— start of Dataset entries —

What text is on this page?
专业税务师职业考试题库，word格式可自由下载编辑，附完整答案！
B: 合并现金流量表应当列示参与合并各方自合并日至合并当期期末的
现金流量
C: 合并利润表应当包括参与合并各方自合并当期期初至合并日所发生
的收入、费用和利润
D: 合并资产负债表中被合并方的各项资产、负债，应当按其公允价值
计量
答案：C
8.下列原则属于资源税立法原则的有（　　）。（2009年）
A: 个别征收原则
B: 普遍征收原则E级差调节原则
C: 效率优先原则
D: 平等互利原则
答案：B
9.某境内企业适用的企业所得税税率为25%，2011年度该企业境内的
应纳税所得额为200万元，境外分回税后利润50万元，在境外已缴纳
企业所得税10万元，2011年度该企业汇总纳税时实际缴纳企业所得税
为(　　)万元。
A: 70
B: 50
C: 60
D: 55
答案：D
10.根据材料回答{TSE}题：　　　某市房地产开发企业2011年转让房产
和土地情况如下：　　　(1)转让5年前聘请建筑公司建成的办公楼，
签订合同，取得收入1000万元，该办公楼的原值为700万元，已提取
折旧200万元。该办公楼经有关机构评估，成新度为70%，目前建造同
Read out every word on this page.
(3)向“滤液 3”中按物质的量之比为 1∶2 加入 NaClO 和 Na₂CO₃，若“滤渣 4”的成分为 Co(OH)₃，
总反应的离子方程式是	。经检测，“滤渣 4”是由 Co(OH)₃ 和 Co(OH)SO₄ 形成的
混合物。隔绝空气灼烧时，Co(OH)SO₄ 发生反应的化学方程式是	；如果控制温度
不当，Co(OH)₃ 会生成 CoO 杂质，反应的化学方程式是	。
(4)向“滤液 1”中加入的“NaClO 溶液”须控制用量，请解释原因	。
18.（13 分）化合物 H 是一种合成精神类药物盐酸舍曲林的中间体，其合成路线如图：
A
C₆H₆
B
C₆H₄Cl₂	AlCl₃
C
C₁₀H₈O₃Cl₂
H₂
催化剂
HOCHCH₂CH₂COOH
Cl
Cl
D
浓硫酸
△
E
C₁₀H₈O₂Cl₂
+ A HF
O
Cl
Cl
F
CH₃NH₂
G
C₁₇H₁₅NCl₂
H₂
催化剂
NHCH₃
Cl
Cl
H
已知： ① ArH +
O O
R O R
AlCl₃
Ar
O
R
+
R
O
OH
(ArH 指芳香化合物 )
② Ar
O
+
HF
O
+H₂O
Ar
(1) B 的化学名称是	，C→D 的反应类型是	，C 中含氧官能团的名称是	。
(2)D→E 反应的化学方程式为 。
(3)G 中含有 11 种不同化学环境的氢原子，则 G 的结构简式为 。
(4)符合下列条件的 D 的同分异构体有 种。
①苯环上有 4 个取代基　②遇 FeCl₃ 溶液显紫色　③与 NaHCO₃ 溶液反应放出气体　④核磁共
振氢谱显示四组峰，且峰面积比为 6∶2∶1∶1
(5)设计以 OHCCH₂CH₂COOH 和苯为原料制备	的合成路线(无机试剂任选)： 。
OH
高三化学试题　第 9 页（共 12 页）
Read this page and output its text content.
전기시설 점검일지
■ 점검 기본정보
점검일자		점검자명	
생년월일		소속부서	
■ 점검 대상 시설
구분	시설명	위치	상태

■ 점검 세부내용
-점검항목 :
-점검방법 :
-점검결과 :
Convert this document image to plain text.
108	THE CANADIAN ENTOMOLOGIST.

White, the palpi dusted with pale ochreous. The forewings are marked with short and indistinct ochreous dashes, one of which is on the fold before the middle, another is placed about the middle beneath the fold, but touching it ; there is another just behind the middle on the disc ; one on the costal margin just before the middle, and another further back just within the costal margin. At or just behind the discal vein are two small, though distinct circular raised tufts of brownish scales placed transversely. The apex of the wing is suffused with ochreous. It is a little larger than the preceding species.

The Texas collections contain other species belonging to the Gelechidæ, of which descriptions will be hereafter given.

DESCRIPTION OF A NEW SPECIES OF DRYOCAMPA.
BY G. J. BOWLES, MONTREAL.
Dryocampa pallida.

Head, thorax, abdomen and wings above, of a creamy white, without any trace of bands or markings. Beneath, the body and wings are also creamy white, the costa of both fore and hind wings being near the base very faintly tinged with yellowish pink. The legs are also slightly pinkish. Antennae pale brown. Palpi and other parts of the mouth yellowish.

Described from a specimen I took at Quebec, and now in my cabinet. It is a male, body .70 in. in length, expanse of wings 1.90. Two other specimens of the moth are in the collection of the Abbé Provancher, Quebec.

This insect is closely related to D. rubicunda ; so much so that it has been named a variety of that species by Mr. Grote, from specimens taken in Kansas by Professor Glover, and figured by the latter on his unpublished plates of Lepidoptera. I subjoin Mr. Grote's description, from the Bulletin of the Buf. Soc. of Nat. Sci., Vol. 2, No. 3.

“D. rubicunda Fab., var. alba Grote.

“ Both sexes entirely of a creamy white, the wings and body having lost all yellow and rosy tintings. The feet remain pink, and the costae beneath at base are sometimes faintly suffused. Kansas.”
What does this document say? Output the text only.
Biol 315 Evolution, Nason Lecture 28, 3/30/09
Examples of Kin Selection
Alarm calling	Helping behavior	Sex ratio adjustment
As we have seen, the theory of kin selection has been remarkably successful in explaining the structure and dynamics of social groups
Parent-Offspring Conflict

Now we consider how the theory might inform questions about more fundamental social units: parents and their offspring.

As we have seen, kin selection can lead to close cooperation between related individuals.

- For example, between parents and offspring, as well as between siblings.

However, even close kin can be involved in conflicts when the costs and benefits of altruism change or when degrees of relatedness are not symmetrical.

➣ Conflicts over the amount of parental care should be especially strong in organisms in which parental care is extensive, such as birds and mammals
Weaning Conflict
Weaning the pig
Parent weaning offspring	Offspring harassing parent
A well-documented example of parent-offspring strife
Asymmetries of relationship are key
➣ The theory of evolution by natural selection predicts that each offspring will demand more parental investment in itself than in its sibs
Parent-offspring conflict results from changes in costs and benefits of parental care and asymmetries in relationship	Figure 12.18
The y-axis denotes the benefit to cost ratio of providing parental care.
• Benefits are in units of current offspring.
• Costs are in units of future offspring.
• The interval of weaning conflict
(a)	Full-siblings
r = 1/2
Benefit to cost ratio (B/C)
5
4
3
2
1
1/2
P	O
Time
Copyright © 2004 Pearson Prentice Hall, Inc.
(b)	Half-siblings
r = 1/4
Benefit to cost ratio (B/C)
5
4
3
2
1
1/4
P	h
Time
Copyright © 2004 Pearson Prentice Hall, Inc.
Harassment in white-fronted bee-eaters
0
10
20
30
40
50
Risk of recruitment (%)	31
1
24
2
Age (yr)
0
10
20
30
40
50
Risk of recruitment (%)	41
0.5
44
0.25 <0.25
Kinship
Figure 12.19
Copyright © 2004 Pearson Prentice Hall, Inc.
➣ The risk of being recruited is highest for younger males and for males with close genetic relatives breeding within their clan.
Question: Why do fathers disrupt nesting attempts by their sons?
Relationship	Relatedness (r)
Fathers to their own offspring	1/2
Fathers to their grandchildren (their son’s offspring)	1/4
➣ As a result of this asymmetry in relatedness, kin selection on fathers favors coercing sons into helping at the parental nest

— end of Dataset entries —

What you need to do:
Go over the data above and copy every line that has the word "will" in it.

Written response:
The Texas collections contain other species belonging to the Gelechidæ, of which descriptions will be hereafter given.
➣ The theory of evolution by natural selection predicts that each offspring will demand more parental investment in itself than in its sibs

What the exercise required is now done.